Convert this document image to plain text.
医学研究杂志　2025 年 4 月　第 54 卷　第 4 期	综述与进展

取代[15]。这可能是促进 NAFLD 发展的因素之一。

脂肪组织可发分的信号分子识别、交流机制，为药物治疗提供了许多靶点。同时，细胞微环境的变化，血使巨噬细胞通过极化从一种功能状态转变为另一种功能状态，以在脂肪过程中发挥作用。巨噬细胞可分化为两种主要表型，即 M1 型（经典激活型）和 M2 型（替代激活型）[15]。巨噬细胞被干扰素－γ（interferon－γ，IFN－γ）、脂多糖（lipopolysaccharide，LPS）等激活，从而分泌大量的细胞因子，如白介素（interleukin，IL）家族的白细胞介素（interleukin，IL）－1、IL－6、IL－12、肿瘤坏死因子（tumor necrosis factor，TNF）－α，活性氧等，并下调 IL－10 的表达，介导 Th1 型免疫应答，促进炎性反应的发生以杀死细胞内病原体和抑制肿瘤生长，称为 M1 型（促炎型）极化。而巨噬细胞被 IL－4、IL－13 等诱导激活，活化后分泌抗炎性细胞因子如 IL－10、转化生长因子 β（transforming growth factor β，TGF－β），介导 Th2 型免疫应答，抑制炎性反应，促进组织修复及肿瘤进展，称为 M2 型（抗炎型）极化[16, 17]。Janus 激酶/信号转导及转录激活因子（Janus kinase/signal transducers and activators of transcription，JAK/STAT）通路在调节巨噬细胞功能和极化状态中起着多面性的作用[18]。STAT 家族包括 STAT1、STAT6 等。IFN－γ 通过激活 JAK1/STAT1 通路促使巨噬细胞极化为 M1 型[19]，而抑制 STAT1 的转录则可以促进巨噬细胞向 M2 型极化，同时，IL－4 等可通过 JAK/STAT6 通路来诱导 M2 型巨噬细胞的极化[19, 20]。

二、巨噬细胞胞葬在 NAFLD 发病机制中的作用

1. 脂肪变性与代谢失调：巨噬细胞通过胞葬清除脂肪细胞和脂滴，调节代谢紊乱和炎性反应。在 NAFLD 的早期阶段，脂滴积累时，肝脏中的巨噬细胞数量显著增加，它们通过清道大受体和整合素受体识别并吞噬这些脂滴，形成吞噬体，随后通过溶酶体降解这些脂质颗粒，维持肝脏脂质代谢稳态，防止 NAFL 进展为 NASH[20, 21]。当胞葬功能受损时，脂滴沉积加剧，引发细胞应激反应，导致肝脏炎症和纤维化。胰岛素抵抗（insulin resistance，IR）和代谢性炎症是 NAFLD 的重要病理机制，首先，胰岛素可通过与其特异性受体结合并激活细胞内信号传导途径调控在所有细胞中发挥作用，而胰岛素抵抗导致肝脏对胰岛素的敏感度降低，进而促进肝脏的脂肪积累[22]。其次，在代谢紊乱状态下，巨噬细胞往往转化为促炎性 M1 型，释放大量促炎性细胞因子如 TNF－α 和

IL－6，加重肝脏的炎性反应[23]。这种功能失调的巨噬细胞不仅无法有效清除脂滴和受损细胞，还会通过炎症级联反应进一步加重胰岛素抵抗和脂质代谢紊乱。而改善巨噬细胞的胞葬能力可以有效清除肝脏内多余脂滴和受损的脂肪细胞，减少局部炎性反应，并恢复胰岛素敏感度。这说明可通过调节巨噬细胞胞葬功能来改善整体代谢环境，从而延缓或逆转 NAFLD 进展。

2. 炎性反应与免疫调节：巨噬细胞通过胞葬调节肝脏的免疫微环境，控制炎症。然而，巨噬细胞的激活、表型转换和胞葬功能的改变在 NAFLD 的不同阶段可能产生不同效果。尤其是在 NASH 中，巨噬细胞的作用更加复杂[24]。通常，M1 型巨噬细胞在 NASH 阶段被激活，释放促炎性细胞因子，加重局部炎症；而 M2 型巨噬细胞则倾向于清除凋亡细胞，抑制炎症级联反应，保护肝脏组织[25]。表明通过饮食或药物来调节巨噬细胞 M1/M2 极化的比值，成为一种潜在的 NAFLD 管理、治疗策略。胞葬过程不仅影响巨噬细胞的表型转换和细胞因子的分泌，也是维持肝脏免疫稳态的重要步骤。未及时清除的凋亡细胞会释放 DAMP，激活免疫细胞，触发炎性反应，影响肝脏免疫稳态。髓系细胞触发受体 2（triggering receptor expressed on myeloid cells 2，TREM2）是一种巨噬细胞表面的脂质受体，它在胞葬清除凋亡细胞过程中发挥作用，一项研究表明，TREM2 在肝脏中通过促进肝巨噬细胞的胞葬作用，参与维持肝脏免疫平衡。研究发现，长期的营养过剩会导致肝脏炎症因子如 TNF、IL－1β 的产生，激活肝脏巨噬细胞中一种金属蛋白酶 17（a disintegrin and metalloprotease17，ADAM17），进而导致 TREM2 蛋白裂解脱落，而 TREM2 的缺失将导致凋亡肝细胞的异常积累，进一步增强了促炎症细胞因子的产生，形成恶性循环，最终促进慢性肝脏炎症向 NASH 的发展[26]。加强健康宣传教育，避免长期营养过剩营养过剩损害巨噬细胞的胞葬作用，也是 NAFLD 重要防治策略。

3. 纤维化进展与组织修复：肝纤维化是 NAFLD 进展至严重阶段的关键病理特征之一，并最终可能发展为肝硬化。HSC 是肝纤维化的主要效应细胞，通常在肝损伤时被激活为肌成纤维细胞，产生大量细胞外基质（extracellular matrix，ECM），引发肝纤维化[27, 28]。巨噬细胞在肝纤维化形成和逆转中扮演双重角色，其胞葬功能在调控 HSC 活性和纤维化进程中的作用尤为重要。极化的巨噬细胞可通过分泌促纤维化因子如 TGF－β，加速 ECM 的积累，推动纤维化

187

TASK TO COMPLETE:
Every single line in the records above must be written out exactly.

EXERCISE OUTPUT:
Convert this document image to plain text.
医学研究杂志　2025 年 4 月　第 54 卷　第 4 期	综述与进展

取代[15]。这可能是促进 NAFLD 发展的因素之一。

脂肪组织可发分的信号分子识别、交流机制，为药物治疗提供了许多靶点。同时，细胞微环境的变化，血使巨噬细胞通过极化从一种功能状态转变为另一种功能状态，以在脂肪过程中发挥作用。巨噬细胞可分化为两种主要表型，即 M1 型（经典激活型）和 M2 型（替代激活型）[15]。巨噬细胞被干扰素－γ（interferon－γ，IFN－γ）、脂多糖（lipopolysaccharide，LPS）等激活，从而分泌大量的细胞因子，如白介素（interleukin，IL）家族的白细胞介素（interleukin，IL）－1、IL－6、IL－12、肿瘤坏死因子（tumor necrosis factor，TNF）－α，活性氧等，并下调 IL－10 的表达，介导 Th1 型免疫应答，促进炎性反应的发生以杀死细胞内病原体和抑制肿瘤生长，称为 M1 型（促炎型）极化。而巨噬细胞被 IL－4、IL－13 等诱导激活，活化后分泌抗炎性细胞因子如 IL－10、转化生长因子 β（transforming growth factor β，TGF－β），介导 Th2 型免疫应答，抑制炎性反应，促进组织修复及肿瘤进展，称为 M2 型（抗炎型）极化[16, 17]。Janus 激酶/信号转导及转录激活因子（Janus kinase/signal transducers and activators of transcription，JAK/STAT）通路在调节巨噬细胞功能和极化状态中起着多面性的作用[18]。STAT 家族包括 STAT1、STAT6 等。IFN－γ 通过激活 JAK1/STAT1 通路促使巨噬细胞极化为 M1 型[19]，而抑制 STAT1 的转录则可以促进巨噬细胞向 M2 型极化，同时，IL－4 等可通过 JAK/STAT6 通路来诱导 M2 型巨噬细胞的极化[19, 20]。

二、巨噬细胞胞葬在 NAFLD 发病机制中的作用

1. 脂肪变性与代谢失调：巨噬细胞通过胞葬清除脂肪细胞和脂滴，调节代谢紊乱和炎性反应。在 NAFLD 的早期阶段，脂滴积累时，肝脏中的巨噬细胞数量显著增加，它们通过清道大受体和整合素受体识别并吞噬这些脂滴，形成吞噬体，随后通过溶酶体降解这些脂质颗粒，维持肝脏脂质代谢稳态，防止 NAFL 进展为 NASH[20, 21]。当胞葬功能受损时，脂滴沉积加剧，引发细胞应激反应，导致肝脏炎症和纤维化。胰岛素抵抗（insulin resistance，IR）和代谢性炎症是 NAFLD 的重要病理机制，首先，胰岛素可通过与其特异性受体结合并激活细胞内信号传导途径调控在所有细胞中发挥作用，而胰岛素抵抗导致肝脏对胰岛素的敏感度降低，进而促进肝脏的脂肪积累[22]。其次，在代谢紊乱状态下，巨噬细胞往往转化为促炎性 M1 型，释放大量促炎性细胞因子如 TNF－α 和

IL－6，加重肝脏的炎性反应[23]。这种功能失调的巨噬细胞不仅无法有效清除脂滴和受损细胞，还会通过炎症级联反应进一步加重胰岛素抵抗和脂质代谢紊乱。而改善巨噬细胞的胞葬能力可以有效清除肝脏内多余脂滴和受损的脂肪细胞，减少局部炎性反应，并恢复胰岛素敏感度。这说明可通过调节巨噬细胞胞葬功能来改善整体代谢环境，从而延缓或逆转 NAFLD 进展。

2. 炎性反应与免疫调节：巨噬细胞通过胞葬调节肝脏的免疫微环境，控制炎症。然而，巨噬细胞的激活、表型转换和胞葬功能的改变在 NAFLD 的不同阶段可能产生不同效果。尤其是在 NASH 中，巨噬细胞的作用更加复杂[24]。通常，M1 型巨噬细胞在 NASH 阶段被激活，释放促炎性细胞因子，加重局部炎症；而 M2 型巨噬细胞则倾向于清除凋亡细胞，抑制炎症级联反应，保护肝脏组织[25]。表明通过饮食或药物来调节巨噬细胞 M1/M2 极化的比值，成为一种潜在的 NAFLD 管理、治疗策略。胞葬过程不仅影响巨噬细胞的表型转换和细胞因子的分泌，也是维持肝脏免疫稳态的重要步骤。未及时清除的凋亡细胞会释放 DAMP，激活免疫细胞，触发炎性反应，影响肝脏免疫稳态。髓系细胞触发受体 2（triggering receptor expressed on myeloid cells 2，TREM2）是一种巨噬细胞表面的脂质受体，它在胞葬清除凋亡细胞过程中发挥作用，一项研究表明，TREM2 在肝脏中通过促进肝巨噬细胞的胞葬作用，参与维持肝脏免疫平衡。研究发现，长期的营养过剩会导致肝脏炎症因子如 TNF、IL－1β 的产生，激活肝脏巨噬细胞中一种金属蛋白酶 17（a disintegrin and metalloprotease17，ADAM17），进而导致 TREM2 蛋白裂解脱落，而 TREM2 的缺失将导致凋亡肝细胞的异常积累，进一步增强了促炎症细胞因子的产生，形成恶性循环，最终促进慢性肝脏炎症向 NASH 的发展[26]。加强健康宣传教育，避免长期营养过剩营养过剩损害巨噬细胞的胞葬作用，也是 NAFLD 重要防治策略。

3. 纤维化进展与组织修复：肝纤维化是 NAFLD 进展至严重阶段的关键病理特征之一，并最终可能发展为肝硬化。HSC 是肝纤维化的主要效应细胞，通常在肝损伤时被激活为肌成纤维细胞，产生大量细胞外基质（extracellular matrix，ECM），引发肝纤维化[27, 28]。巨噬细胞在肝纤维化形成和逆转中扮演双重角色，其胞葬功能在调控 HSC 活性和纤维化进程中的作用尤为重要。极化的巨噬细胞可通过分泌促纤维化因子如 TGF－β，加速 ECM 的积累，推动纤维化

187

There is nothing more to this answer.